Penggalan Dokumen -
* * * * * * *

Reporter: Ribut Wijoto
beritajatim.com 22 Mei 2013
Novel Kumara, Hikayat Sang Kekasih karya S Jai memenangi lomba novel etnografis yang diselenggarakan Dewan Kesenian Jawa Timur pada 2013 ini.
Novel yang bertutur tentang spirit hidup sosok-sosok pribadi masyarakat kecil di pelosok desa di Jawa —tepatnya di sebuah dusun di Kediri— dalam menghadapi gerak pergeseran, pergesekan dan perubahan zaman tersebut terpilih sebagai satu-satunya pemenang, oleh juri sastrawan Beni Setia, M Shoim Anwar dan S. Yoga.
S Jai, pengarang yang memenangi lomba ini, sebelumnya juga dikenal penulis sejumlah novel; Tanah Api (LkiS 2005), Tanha (Jogja Media Utama 2011) dan Khutbah di Bawah Lembah (Najah 2012). Pria yang tinggal di Desa Munungrejo Kecamatan Ngimbang Lamongan ini, sehari-harinya juga bekerja pada Women and Youth Development Institute of Indonesia.

* * * * * * *

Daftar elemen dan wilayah
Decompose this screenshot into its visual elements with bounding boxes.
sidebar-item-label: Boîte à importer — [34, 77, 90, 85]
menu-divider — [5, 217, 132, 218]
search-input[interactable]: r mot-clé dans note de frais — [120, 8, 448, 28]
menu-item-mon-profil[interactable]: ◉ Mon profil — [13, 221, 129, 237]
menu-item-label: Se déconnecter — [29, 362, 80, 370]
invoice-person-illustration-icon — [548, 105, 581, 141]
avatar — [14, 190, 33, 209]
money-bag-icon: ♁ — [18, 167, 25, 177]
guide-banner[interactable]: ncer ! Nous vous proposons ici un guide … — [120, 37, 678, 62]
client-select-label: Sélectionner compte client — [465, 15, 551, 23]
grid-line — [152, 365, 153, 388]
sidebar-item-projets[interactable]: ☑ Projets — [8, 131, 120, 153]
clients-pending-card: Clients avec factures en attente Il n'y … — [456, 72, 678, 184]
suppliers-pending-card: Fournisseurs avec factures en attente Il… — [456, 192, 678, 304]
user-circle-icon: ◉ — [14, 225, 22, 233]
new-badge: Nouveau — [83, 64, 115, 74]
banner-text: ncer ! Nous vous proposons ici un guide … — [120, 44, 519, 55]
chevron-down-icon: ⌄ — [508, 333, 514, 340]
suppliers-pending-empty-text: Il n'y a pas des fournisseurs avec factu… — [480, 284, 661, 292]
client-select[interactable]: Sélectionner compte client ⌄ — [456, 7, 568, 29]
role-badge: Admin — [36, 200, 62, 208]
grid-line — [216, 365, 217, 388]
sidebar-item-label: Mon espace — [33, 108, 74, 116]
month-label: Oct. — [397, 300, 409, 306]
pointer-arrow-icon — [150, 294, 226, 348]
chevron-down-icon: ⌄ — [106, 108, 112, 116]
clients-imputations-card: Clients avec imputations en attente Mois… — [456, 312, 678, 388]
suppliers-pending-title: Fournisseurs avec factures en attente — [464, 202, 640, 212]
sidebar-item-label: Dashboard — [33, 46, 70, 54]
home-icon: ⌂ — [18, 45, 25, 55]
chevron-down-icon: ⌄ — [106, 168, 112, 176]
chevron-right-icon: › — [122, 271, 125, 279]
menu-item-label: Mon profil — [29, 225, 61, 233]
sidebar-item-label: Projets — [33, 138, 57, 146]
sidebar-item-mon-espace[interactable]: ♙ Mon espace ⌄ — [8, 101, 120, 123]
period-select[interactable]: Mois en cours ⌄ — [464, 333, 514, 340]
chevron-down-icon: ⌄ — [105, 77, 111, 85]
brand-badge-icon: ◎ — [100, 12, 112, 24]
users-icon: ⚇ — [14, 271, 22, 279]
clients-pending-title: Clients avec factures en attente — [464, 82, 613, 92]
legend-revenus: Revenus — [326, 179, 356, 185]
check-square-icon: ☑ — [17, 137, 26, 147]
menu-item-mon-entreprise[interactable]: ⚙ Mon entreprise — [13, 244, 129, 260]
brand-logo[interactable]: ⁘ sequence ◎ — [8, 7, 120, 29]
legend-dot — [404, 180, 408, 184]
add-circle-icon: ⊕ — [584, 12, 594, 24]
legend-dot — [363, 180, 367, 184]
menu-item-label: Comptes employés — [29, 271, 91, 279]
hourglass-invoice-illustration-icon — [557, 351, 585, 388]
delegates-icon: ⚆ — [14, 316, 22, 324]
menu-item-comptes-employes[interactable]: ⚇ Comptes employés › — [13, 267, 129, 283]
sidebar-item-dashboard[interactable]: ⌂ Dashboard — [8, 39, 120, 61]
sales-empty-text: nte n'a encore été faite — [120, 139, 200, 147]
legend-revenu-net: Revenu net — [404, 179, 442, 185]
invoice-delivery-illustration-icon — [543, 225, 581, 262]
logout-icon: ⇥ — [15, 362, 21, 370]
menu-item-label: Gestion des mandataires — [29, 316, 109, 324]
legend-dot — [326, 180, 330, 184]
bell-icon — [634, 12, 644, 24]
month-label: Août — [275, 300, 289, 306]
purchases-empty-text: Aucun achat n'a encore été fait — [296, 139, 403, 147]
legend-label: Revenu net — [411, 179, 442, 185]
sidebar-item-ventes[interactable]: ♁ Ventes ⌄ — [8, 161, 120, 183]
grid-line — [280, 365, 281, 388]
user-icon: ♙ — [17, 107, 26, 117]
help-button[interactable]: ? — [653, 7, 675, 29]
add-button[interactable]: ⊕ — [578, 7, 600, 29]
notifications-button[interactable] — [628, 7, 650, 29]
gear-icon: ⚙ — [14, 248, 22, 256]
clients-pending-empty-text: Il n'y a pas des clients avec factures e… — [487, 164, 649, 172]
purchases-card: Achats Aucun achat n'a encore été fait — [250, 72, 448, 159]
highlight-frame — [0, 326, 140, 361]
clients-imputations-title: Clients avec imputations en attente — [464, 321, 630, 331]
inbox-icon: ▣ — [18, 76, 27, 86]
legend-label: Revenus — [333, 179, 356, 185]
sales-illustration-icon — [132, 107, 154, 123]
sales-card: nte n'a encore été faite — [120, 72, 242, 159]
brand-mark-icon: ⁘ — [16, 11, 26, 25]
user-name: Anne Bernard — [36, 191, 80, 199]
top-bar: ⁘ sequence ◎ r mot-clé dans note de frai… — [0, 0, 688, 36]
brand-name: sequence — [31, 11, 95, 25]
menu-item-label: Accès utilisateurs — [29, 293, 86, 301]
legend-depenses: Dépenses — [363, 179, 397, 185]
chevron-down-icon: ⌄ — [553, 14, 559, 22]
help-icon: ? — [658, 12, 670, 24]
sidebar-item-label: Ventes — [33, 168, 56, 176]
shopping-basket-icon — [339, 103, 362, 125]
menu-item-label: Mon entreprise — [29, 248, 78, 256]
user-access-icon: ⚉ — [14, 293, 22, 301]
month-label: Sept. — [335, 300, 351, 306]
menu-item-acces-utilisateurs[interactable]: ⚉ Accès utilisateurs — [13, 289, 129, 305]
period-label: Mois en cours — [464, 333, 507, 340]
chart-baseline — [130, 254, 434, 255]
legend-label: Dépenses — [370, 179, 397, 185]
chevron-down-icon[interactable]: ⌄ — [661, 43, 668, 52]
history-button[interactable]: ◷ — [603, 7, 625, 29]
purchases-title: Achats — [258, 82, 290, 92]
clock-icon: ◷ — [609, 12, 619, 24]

* * * * * * *

Tugas -
a. Dalam berita tentang novel Kumara, siapa saja juri yang memilih pemenang lomba novel etnografis tersebut?
b. Teruskan berita tentang novel Kumara mulai dari kalimat sesudah bagian terakhir yang ditampilkan.

Hasil -
a. Beni Setia, M Shoim Anwar, dan S. Yoga.

b.
Kepada beritajatim.com pengarang kelahiran Kediri 4 Pebruari 1973 ini mengatakan bahwa berita kemenangannya itu diterima melalui surat pemberitahuan pada 20 Mei lalu.
Biografi dan Kekuasaan Danyang Desa
“Saya menulis novel ini sebetulnya saya maksudkan sebagai tulisan biografi—riwayat banyak orang. Namun sebagai bentuk sastra, saya menggunakan prespektif (sudut pandang) danyang desa,” tutur pengarang yang juga kelahiran Kediri, 4 Pebruari 1973 ini.
Novel terbarunya ini, katanya, terinspirasi dari satu istilah dalam buku Clifford Geertz, Abangan, Santri, Priyayi Dalam Masyarakat Jawa: Kumara. Meski banyak sekali menuai kritik dan ditolak, namun buku itu menyimpan kekayaan budaya menjadi sumber ilham yang tak habis-habisnya.
“Sudut pandang kumara saya gali dari sana. Kumara adalah wilayah kekuasaan danyang desa. Kumara juga berarti suara yang tiba-tiba muncul dari ketiadaan. Dalam tradisi Hindu, Kumara adalah Sanghyang Kumara, Dewa Pelindung Bayi —salah satu putra Dewa Siwa,” ungkap sarjana bidang studi Sastra Indonesia dari FISIP Unair tersebut.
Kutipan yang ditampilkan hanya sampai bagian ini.